** Start TASK DATA **
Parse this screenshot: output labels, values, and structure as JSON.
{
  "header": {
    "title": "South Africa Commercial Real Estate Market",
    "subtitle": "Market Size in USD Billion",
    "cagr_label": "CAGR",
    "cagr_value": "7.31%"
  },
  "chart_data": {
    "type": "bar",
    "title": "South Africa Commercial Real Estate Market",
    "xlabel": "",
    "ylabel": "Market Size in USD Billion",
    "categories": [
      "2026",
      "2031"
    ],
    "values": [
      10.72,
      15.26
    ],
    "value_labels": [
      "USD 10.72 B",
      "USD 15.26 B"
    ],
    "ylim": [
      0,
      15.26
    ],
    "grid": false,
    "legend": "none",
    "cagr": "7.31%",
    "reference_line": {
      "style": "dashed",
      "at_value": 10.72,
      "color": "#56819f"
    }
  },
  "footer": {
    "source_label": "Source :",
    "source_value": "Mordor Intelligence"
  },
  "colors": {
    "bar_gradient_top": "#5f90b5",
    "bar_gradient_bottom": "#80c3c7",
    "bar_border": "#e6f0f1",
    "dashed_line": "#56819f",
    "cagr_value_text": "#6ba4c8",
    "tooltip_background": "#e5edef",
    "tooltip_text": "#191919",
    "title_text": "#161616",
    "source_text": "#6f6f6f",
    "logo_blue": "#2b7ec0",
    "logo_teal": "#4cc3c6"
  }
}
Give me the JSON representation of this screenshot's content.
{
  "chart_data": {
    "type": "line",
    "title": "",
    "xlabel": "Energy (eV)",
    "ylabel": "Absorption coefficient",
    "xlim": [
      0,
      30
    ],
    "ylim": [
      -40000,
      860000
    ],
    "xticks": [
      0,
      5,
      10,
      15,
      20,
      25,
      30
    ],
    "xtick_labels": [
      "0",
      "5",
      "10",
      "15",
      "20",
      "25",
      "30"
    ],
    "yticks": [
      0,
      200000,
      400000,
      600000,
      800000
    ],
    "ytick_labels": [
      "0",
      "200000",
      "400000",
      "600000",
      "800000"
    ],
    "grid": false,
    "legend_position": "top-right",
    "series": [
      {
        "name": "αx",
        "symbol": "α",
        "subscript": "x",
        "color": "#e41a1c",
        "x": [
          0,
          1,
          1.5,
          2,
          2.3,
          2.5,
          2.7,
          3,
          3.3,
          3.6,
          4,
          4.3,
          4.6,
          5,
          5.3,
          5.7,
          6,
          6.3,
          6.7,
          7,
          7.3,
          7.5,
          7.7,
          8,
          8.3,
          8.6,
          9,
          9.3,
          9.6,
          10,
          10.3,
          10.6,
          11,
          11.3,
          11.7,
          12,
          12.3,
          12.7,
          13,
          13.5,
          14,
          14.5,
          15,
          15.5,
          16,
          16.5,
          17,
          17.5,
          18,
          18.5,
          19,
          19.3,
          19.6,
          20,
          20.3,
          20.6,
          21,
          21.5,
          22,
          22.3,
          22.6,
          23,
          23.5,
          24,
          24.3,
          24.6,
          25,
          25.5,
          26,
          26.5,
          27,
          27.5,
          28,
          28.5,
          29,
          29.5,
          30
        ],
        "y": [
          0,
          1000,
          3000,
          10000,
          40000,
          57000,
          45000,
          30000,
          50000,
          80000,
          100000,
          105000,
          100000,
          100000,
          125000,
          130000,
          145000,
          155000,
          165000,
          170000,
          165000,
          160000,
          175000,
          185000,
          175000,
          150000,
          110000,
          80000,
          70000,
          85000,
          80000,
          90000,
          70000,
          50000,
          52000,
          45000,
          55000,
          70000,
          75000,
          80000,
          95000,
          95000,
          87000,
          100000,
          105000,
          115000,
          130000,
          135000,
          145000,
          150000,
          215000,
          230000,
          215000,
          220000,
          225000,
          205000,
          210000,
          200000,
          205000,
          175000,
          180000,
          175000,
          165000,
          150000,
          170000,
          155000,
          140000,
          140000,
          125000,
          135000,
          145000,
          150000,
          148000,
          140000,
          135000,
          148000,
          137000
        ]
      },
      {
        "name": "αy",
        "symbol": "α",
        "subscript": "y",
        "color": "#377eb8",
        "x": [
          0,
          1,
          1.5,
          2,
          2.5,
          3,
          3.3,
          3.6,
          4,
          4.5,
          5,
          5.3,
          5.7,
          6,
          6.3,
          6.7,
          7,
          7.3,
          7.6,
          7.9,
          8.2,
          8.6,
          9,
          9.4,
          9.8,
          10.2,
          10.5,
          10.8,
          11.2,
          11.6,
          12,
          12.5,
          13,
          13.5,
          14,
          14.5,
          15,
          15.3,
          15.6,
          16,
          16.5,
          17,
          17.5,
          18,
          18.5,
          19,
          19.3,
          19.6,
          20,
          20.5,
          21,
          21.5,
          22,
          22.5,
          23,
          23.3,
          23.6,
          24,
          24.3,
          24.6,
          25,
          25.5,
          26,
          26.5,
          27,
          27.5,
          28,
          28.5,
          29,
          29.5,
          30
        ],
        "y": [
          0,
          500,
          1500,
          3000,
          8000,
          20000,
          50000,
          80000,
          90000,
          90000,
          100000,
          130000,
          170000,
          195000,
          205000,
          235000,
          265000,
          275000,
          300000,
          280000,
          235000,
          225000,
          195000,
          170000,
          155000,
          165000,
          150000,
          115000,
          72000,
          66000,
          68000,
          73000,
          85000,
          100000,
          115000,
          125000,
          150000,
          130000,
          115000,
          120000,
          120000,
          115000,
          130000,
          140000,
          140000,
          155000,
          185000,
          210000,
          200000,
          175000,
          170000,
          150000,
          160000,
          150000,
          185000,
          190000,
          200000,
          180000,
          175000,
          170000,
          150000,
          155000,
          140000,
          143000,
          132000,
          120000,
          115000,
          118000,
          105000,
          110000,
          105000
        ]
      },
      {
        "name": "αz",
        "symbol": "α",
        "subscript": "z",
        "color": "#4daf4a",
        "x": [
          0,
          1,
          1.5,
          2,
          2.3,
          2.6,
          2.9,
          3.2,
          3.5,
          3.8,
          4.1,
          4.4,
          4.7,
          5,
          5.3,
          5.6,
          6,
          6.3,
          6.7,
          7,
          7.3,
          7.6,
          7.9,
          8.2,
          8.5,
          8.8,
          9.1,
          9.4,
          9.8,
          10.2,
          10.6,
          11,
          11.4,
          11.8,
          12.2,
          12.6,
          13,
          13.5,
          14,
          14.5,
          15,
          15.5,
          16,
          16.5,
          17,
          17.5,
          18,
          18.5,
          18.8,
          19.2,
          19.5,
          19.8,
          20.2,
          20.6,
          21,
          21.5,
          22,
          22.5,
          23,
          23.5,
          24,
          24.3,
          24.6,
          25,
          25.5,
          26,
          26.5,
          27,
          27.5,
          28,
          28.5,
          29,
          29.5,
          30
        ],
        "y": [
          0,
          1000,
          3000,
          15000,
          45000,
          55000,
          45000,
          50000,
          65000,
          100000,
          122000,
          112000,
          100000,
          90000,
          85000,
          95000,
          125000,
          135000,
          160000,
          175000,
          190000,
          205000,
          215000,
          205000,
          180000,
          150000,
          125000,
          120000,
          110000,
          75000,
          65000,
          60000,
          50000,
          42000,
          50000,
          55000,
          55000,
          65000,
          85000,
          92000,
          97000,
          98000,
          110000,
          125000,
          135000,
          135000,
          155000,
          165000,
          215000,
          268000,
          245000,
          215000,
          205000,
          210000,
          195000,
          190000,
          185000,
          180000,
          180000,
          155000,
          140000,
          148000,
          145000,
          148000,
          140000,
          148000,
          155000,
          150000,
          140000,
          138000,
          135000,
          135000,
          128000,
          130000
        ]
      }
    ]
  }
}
** End TASK DATA **
THE REQUEST ▸ Write down all the entries again without a single difference.

EXERCISE RESULT ▸
Parse this screenshot: output labels, values, and structure as JSON.
{
  "header": {
    "title": "South Africa Commercial Real Estate Market",
    "subtitle": "Market Size in USD Billion",
    "cagr_label": "CAGR",
    "cagr_value": "7.31%"
  },
  "chart_data": {
    "type": "bar",
    "title": "South Africa Commercial Real Estate Market",
    "xlabel": "",
    "ylabel": "Market Size in USD Billion",
    "categories": [
      "2026",
      "2031"
    ],
    "values": [
      10.72,
      15.26
    ],
    "value_labels": [
      "USD 10.72 B",
      "USD 15.26 B"
    ],
    "ylim": [
      0,
      15.26
    ],
    "grid": false,
    "legend": "none",
    "cagr": "7.31%",
    "reference_line": {
      "style": "dashed",
      "at_value": 10.72,
      "color": "#56819f"
    }
  },
  "footer": {
    "source_label": "Source :",
    "source_value": "Mordor Intelligence"
  },
  "colors": {
    "bar_gradient_top": "#5f90b5",
    "bar_gradient_bottom": "#80c3c7",
    "bar_border": "#e6f0f1",
    "dashed_line": "#56819f",
    "cagr_value_text": "#6ba4c8",
    "tooltip_background": "#e5edef",
    "tooltip_text": "#191919",
    "title_text": "#161616",
    "source_text": "#6f6f6f",
    "logo_blue": "#2b7ec0",
    "logo_teal": "#4cc3c6"
  }
}
Give me the JSON representation of this screenshot's content.
{
  "chart_data": {
    "type": "line",
    "title": "",
    "xlabel": "Energy (eV)",
    "ylabel": "Absorption coefficient",
    "xlim": [
      0,
      30
    ],
    "ylim": [
      -40000,
      860000
    ],
    "xticks": [
      0,
      5,
      10,
      15,
      20,
      25,
      30
    ],
    "xtick_labels": [
      "0",
      "5",
      "10",
      "15",
      "20",
      "25",
      "30"
    ],
    "yticks": [
      0,
      200000,
      400000,
      600000,
      800000
    ],
    "ytick_labels": [
      "0",
      "200000",
      "400000",
      "600000",
      "800000"
    ],
    "grid": false,
    "legend_position": "top-right",
    "series": [
      {
        "name": "αx",
        "symbol": "α",
        "subscript": "x",
        "color": "#e41a1c",
        "x": [
          0,
          1,
          1.5,
          2,
          2.3,
          2.5,
          2.7,
          3,
          3.3,
          3.6,
          4,
          4.3,
          4.6,
          5,
          5.3,
          5.7,
          6,
          6.3,
          6.7,
          7,
          7.3,
          7.5,
          7.7,
          8,
          8.3,
          8.6,
          9,
          9.3,
          9.6,
          10,
          10.3,
          10.6,
          11,
          11.3,
          11.7,
          12,
          12.3,
          12.7,
          13,
          13.5,
          14,
          14.5,
          15,
          15.5,
          16,
          16.5,
          17,
          17.5,
          18,
          18.5,
          19,
          19.3,
          19.6,
          20,
          20.3,
          20.6,
          21,
          21.5,
          22,
          22.3,
          22.6,
          23,
          23.5,
          24,
          24.3,
          24.6,
          25,
          25.5,
          26,
          26.5,
          27,
          27.5,
          28,
          28.5,
          29,
          29.5,
          30
        ],
        "y": [
          0,
          1000,
          3000,
          10000,
          40000,
          57000,
          45000,
          30000,
          50000,
          80000,
          100000,
          105000,
          100000,
          100000,
          125000,
          130000,
          145000,
          155000,
          165000,
          170000,
          165000,
          160000,
          175000,
          185000,
          175000,
          150000,
          110000,
          80000,
          70000,
          85000,
          80000,
          90000,
          70000,
          50000,
          52000,
          45000,
          55000,
          70000,
          75000,
          80000,
          95000,
          95000,
          87000,
          100000,
          105000,
          115000,
          130000,
          135000,
          145000,
          150000,
          215000,
          230000,
          215000,
          220000,
          225000,
          205000,
          210000,
          200000,
          205000,
          175000,
          180000,
          175000,
          165000,
          150000,
          170000,
          155000,
          140000,
          140000,
          125000,
          135000,
          145000,
          150000,
          148000,
          140000,
          135000,
          148000,
          137000
        ]
      },
      {
        "name": "αy",
        "symbol": "α",
        "subscript": "y",
        "color": "#377eb8",
        "x": [
          0,
          1,
          1.5,
          2,
          2.5,
          3,
          3.3,
          3.6,
          4,
          4.5,
          5,
          5.3,
          5.7,
          6,
          6.3,
          6.7,
          7,
          7.3,
          7.6,
          7.9,
          8.2,
          8.6,
          9,
          9.4,
          9.8,
          10.2,
          10.5,
          10.8,
          11.2,
          11.6,
          12,
          12.5,
          13,
          13.5,
          14,
          14.5,
          15,
          15.3,
          15.6,
          16,
          16.5,
          17,
          17.5,
          18,
          18.5,
          19,
          19.3,
          19.6,
          20,
          20.5,
          21,
          21.5,
          22,
          22.5,
          23,
          23.3,
          23.6,
          24,
          24.3,
          24.6,
          25,
          25.5,
          26,
          26.5,
          27,
          27.5,
          28,
          28.5,
          29,
          29.5,
          30
        ],
        "y": [
          0,
          500,
          1500,
          3000,
          8000,
          20000,
          50000,
          80000,
          90000,
          90000,
          100000,
          130000,
          170000,
          195000,
          205000,
          235000,
          265000,
          275000,
          300000,
          280000,
          235000,
          225000,
          195000,
          170000,
          155000,
          165000,
          150000,
          115000,
          72000,
          66000,
          68000,
          73000,
          85000,
          100000,
          115000,
          125000,
          150000,
          130000,
          115000,
          120000,
          120000,
          115000,
          130000,
          140000,
          140000,
          155000,
          185000,
          210000,
          200000,
          175000,
          170000,
          150000,
          160000,
          150000,
          185000,
          190000,
          200000,
          180000,
          175000,
          170000,
          150000,
          155000,
          140000,
          143000,
          132000,
          120000,
          115000,
          118000,
          105000,
          110000,
          105000
        ]
      },
      {
        "name": "αz",
        "symbol": "α",
        "subscript": "z",
        "color": "#4daf4a",
        "x": [
          0,
          1,
          1.5,
          2,
          2.3,
          2.6,
          2.9,
          3.2,
          3.5,
          3.8,
          4.1,
          4.4,
          4.7,
          5,
          5.3,
          5.6,
          6,
          6.3,
          6.7,
          7,
          7.3,
          7.6,
          7.9,
          8.2,
          8.5,
          8.8,
          9.1,
          9.4,
          9.8,
          10.2,
          10.6,
          11,
          11.4,
          11.8,
          12.2,
          12.6,
          13,
          13.5,
          14,
          14.5,
          15,
          15.5,
          16,
          16.5,
          17,
          17.5,
          18,
          18.5,
          18.8,
          19.2,
          19.5,
          19.8,
          20.2,
          20.6,
          21,
          21.5,
          22,
          22.5,
          23,
          23.5,
          24,
          24.3,
          24.6,
          25,
          25.5,
          26,
          26.5,
          27,
          27.5,
          28,
          28.5,
          29,
          29.5,
          30
        ],
        "y": [
          0,
          1000,
          3000,
          15000,
          45000,
          55000,
          45000,
          50000,
          65000,
          100000,
          122000,
          112000,
          100000,
          90000,
          85000,
          95000,
          125000,
          135000,
          160000,
          175000,
          190000,
          205000,
          215000,
          205000,
          180000,
          150000,
          125000,
          120000,
          110000,
          75000,
          65000,
          60000,
          50000,
          42000,
          50000,
          55000,
          55000,
          65000,
          85000,
          92000,
          97000,
          98000,
          110000,
          125000,
          135000,
          135000,
          155000,
          165000,
          215000,
          268000,
          245000,
          215000,
          205000,
          210000,
          195000,
          190000,
          185000,
          180000,
          180000,
          155000,
          140000,
          148000,
          145000,
          148000,
          140000,
          148000,
          155000,
          150000,
          140000,
          138000,
          135000,
          135000,
          128000,
          130000
        ]
      }
    ]
  }
}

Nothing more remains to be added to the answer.